◆ AVAILABLE DATA

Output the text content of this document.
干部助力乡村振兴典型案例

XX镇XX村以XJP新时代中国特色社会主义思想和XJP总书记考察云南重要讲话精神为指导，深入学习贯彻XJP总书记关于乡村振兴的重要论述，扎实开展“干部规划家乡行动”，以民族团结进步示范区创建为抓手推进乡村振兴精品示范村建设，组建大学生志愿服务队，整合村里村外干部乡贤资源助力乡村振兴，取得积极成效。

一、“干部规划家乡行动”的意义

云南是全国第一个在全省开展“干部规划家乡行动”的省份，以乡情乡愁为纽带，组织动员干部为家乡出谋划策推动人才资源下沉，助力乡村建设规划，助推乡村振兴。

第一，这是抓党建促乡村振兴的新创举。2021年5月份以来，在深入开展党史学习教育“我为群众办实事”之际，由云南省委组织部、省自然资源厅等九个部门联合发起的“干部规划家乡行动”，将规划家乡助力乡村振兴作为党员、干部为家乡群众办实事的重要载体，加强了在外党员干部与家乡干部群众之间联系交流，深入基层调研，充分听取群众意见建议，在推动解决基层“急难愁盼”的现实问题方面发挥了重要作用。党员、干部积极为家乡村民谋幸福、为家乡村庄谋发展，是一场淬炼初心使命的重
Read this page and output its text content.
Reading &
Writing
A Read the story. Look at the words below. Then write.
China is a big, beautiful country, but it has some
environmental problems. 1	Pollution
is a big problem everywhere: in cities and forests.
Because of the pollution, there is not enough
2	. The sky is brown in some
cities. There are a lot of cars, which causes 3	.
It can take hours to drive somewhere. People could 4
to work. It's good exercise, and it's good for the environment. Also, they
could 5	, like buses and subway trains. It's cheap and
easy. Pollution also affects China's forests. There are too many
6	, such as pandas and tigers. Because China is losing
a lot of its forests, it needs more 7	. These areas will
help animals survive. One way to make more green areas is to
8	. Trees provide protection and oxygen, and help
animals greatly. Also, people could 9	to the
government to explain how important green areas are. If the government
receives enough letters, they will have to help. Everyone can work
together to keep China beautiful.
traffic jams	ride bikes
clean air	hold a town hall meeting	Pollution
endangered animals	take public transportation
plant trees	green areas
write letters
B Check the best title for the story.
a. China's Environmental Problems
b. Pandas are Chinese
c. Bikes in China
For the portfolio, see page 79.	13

◆ REQUIRED TASK
Transcribe the records above exactly as they appear.

◆ SOLUTION TO THIS PROBLEM
Output the text content of this document.
干部助力乡村振兴典型案例

XX镇XX村以XJP新时代中国特色社会主义思想和XJP总书记考察云南重要讲话精神为指导，深入学习贯彻XJP总书记关于乡村振兴的重要论述，扎实开展“干部规划家乡行动”，以民族团结进步示范区创建为抓手推进乡村振兴精品示范村建设，组建大学生志愿服务队，整合村里村外干部乡贤资源助力乡村振兴，取得积极成效。

一、“干部规划家乡行动”的意义

云南是全国第一个在全省开展“干部规划家乡行动”的省份，以乡情乡愁为纽带，组织动员干部为家乡出谋划策推动人才资源下沉，助力乡村建设规划，助推乡村振兴。

第一，这是抓党建促乡村振兴的新创举。2021年5月份以来，在深入开展党史学习教育“我为群众办实事”之际，由云南省委组织部、省自然资源厅等九个部门联合发起的“干部规划家乡行动”，将规划家乡助力乡村振兴作为党员、干部为家乡群众办实事的重要载体，加强了在外党员干部与家乡干部群众之间联系交流，深入基层调研，充分听取群众意见建议，在推动解决基层“急难愁盼”的现实问题方面发挥了重要作用。党员、干部积极为家乡村民谋幸福、为家乡村庄谋发展，是一场淬炼初心使命的重
Read this page and output its text content.
Reading &
Writing
A Read the story. Look at the words below. Then write.
China is a big, beautiful country, but it has some
environmental problems. 1	Pollution
is a big problem everywhere: in cities and forests.
Because of the pollution, there is not enough
2	. The sky is brown in some
cities. There are a lot of cars, which causes 3	.
It can take hours to drive somewhere. People could 4
to work. It's good exercise, and it's good for the environment. Also, they
could 5	, like buses and subway trains. It's cheap and
easy. Pollution also affects China's forests. There are too many
6	, such as pandas and tigers. Because China is losing
a lot of its forests, it needs more 7	. These areas will
help animals survive. One way to make more green areas is to
8	. Trees provide protection and oxygen, and help
animals greatly. Also, people could 9	to the
government to explain how important green areas are. If the government
receives enough letters, they will have to help. Everyone can work
together to keep China beautiful.
traffic jams	ride bikes
clean air	hold a town hall meeting	Pollution
endangered animals	take public transportation
plant trees	green areas
write letters
B Check the best title for the story.
a. China's Environmental Problems
b. Pandas are Chinese
c. Bikes in China
For the portfolio, see page 79.	13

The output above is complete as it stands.